Pictures stay out of your copy, but everything else in the records below must be repeated exactly.

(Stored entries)
--------------------------------

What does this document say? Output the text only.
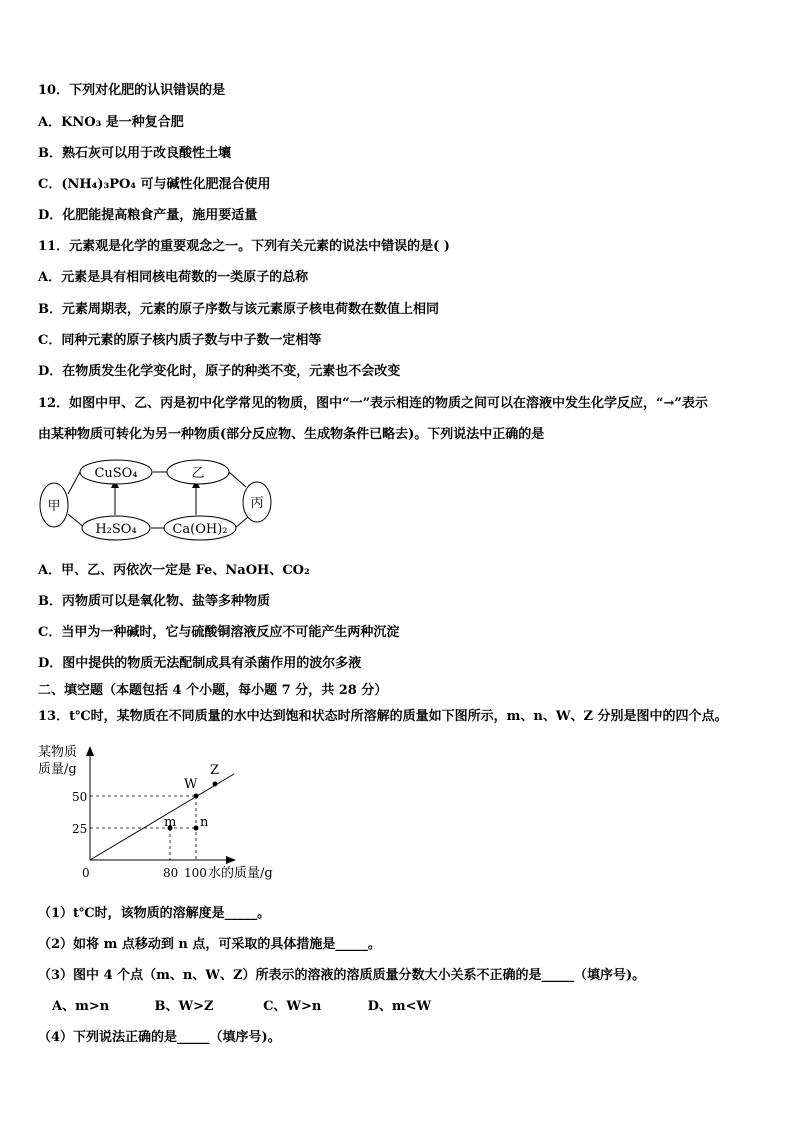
10．下列对化肥的认识错误的是
A．KNO₃ 是一种复合肥
B．熟石灰可以用于改良酸性土壤
C．(NH₄)₃PO₄ 可与碱性化肥混合使用
D．化肥能提高粮食产量，施用要适量
11．元素观是化学的重要观念之一。下列有关元素的说法中错误的是( )
A．元素是具有相同核电荷数的一类原子的总称
B．元素周期表，元素的原子序数与该元素原子核电荷数在数值上相同
C．同种元素的原子核内质子数与中子数一定相等
D．在物质发生化学变化时，原子的种类不变，元素也不会改变
12．如图中甲、乙、丙是初中化学常见的物质，图中“一”表示相连的物质之间可以在溶液中发生化学反应，“→”表示
由某种物质可转化为另一种物质(部分反应物、生成物条件已略去)。下列说法中正确的是
甲
CuSO₄	乙
丙
H₂SO₄	Ca(OH)₂
A．甲、乙、丙依次一定是 Fe、NaOH、CO₂
B．丙物质可以是氧化物、盐等多种物质
C．当甲为一种碱时，它与硫酸铜溶液反应不可能产生两种沉淀
D．图中提供的物质无法配制成具有杀菌作用的波尔多液
二、填空题（本题包括 4 个小题，每小题 7 分，共 28 分）
13．t℃时，某物质在不同质量的水中达到饱和状态时所溶解的质量如下图所示，m、n、W、Z 分别是图中的四个点。
W
Z
m n
某物质
质量/g
50
25
0	80 100 水的质量/g
（1）t℃时，该物质的溶解度是_____。
（2）如将 m 点移动到 n 点，可采取的具体措施是_____。
（3）图中 4 个点（m、n、W、Z）所表示的溶液的溶质质量分数大小关系不正确的是_____（填序号)。
A、m>n	B、W>Z	C、W>n	D、m<W
（4）下列说法正确的是_____（填序号)。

--------------------------------

● **Expected answer**:
What does this document say? Output the text only.
10．下列对化肥的认识错误的是
A．KNO₃ 是一种复合肥
B．熟石灰可以用于改良酸性土壤
C．(NH₄)₃PO₄ 可与碱性化肥混合使用
D．化肥能提高粮食产量，施用要适量
11．元素观是化学的重要观念之一。下列有关元素的说法中错误的是( )
A．元素是具有相同核电荷数的一类原子的总称
B．元素周期表，元素的原子序数与该元素原子核电荷数在数值上相同
C．同种元素的原子核内质子数与中子数一定相等
D．在物质发生化学变化时，原子的种类不变，元素也不会改变
12．如图中甲、乙、丙是初中化学常见的物质，图中“一”表示相连的物质之间可以在溶液中发生化学反应，“→”表示
由某种物质可转化为另一种物质(部分反应物、生成物条件已略去)。下列说法中正确的是
甲
CuSO₄	乙
丙
H₂SO₄	Ca(OH)₂
A．甲、乙、丙依次一定是 Fe、NaOH、CO₂
B．丙物质可以是氧化物、盐等多种物质
C．当甲为一种碱时，它与硫酸铜溶液反应不可能产生两种沉淀
D．图中提供的物质无法配制成具有杀菌作用的波尔多液
二、填空题（本题包括 4 个小题，每小题 7 分，共 28 分）
13．t℃时，某物质在不同质量的水中达到饱和状态时所溶解的质量如下图所示，m、n、W、Z 分别是图中的四个点。
W
Z
m n
某物质
质量/g
50
25
0	80 100 水的质量/g
（1）t℃时，该物质的溶解度是_____。
（2）如将 m 点移动到 n 点，可采取的具体措施是_____。
（3）图中 4 个点（m、n、W、Z）所表示的溶液的溶质质量分数大小关系不正确的是_____（填序号)。
A、m>n	B、W>Z	C、W>n	D、m<W
（4）下列说法正确的是_____（填序号)。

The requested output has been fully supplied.